------ Task inputs ------

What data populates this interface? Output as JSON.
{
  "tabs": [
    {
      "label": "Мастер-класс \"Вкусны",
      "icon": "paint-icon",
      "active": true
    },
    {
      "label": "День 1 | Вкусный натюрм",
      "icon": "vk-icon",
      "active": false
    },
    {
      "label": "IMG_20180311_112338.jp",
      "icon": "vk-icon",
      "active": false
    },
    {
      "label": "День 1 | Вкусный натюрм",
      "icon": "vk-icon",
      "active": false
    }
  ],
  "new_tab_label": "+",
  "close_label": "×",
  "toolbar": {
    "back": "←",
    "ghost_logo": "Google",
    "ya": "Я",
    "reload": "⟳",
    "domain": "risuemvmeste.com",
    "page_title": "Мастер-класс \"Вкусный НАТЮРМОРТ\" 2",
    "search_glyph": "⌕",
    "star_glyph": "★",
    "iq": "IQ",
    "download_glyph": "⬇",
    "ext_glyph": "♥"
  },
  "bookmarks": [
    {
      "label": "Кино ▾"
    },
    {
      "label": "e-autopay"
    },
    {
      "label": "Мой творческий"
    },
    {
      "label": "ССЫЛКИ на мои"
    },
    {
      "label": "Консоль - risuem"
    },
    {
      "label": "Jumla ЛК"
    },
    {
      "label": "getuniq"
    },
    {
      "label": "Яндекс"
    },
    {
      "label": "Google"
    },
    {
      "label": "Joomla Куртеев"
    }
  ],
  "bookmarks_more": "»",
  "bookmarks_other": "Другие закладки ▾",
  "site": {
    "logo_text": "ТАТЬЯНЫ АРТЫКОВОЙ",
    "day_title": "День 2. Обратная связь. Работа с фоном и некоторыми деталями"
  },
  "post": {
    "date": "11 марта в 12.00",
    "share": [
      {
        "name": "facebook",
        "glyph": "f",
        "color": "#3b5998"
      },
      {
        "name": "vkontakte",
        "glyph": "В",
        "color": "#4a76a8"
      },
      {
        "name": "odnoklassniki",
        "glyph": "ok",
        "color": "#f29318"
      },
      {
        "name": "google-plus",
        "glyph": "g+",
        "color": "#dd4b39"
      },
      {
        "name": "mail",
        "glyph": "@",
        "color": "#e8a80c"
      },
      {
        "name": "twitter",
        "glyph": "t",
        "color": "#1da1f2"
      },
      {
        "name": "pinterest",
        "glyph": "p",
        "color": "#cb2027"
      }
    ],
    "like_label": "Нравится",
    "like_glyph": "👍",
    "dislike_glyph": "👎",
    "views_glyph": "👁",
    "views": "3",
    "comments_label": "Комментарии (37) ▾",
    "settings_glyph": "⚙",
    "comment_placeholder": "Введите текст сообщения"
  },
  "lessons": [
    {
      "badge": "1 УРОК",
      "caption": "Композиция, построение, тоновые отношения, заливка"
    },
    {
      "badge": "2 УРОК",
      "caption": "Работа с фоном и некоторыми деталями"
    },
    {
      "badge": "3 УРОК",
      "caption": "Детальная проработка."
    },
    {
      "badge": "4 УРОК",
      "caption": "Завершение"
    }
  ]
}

------

Task brief>
Above are the records. Identify each line that contains the word "деталями".

Exercise answer>
    "day_title": "День 2. Обратная связь. Работа с фоном и некоторыми деталями"
      "caption": "Работа с фоном и некоторыми деталями"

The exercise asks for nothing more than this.